- **What is asked**: Print all the data, keeping every line exactly as it is.

- **Supplied records**:
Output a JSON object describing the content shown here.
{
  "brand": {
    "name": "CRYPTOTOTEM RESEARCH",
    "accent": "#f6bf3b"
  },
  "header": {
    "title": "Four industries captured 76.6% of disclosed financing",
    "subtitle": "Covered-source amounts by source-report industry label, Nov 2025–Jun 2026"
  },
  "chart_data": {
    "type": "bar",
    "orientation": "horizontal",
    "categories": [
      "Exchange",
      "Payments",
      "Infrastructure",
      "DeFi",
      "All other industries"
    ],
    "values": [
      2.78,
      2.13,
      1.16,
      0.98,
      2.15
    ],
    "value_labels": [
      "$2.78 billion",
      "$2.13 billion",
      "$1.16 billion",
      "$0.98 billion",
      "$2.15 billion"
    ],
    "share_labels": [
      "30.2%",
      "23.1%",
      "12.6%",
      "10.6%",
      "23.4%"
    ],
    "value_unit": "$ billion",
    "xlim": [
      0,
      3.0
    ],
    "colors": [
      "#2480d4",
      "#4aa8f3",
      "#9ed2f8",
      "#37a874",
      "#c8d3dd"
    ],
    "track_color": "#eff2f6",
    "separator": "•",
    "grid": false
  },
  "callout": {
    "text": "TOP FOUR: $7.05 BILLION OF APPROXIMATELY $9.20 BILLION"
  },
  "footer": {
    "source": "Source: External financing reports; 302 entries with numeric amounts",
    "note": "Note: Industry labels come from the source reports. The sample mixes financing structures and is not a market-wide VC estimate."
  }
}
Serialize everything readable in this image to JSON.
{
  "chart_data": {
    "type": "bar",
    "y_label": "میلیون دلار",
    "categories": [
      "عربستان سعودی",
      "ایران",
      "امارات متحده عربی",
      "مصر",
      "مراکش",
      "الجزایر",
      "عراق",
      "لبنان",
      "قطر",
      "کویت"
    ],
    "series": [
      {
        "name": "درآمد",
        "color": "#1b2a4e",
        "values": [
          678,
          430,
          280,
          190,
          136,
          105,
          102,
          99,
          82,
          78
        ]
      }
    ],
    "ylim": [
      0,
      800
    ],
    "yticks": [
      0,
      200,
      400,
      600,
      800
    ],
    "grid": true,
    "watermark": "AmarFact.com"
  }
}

- **Exercise response**:
Output a JSON object describing the content shown here.
{
  "brand": {
    "name": "CRYPTOTOTEM RESEARCH",
    "accent": "#f6bf3b"
  },
  "header": {
    "title": "Four industries captured 76.6% of disclosed financing",
    "subtitle": "Covered-source amounts by source-report industry label, Nov 2025–Jun 2026"
  },
  "chart_data": {
    "type": "bar",
    "orientation": "horizontal",
    "categories": [
      "Exchange",
      "Payments",
      "Infrastructure",
      "DeFi",
      "All other industries"
    ],
    "values": [
      2.78,
      2.13,
      1.16,
      0.98,
      2.15
    ],
    "value_labels": [
      "$2.78 billion",
      "$2.13 billion",
      "$1.16 billion",
      "$0.98 billion",
      "$2.15 billion"
    ],
    "share_labels": [
      "30.2%",
      "23.1%",
      "12.6%",
      "10.6%",
      "23.4%"
    ],
    "value_unit": "$ billion",
    "xlim": [
      0,
      3.0
    ],
    "colors": [
      "#2480d4",
      "#4aa8f3",
      "#9ed2f8",
      "#37a874",
      "#c8d3dd"
    ],
    "track_color": "#eff2f6",
    "separator": "•",
    "grid": false
  },
  "callout": {
    "text": "TOP FOUR: $7.05 BILLION OF APPROXIMATELY $9.20 BILLION"
  },
  "footer": {
    "source": "Source: External financing reports; 302 entries with numeric amounts",
    "note": "Note: Industry labels come from the source reports. The sample mixes financing structures and is not a market-wide VC estimate."
  }
}
Serialize everything readable in this image to JSON.
{
  "chart_data": {
    "type": "bar",
    "y_label": "میلیون دلار",
    "categories": [
      "عربستان سعودی",
      "ایران",
      "امارات متحده عربی",
      "مصر",
      "مراکش",
      "الجزایر",
      "عراق",
      "لبنان",
      "قطر",
      "کویت"
    ],
    "series": [
      {
        "name": "درآمد",
        "color": "#1b2a4e",
        "values": [
          678,
          430,
          280,
          190,
          136,
          105,
          102,
          99,
          82,
          78
        ]
      }
    ],
    "ylim": [
      0,
      800
    ],
    "yticks": [
      0,
      200,
      400,
      600,
      800
    ],
    "grid": true,
    "watermark": "AmarFact.com"
  }
}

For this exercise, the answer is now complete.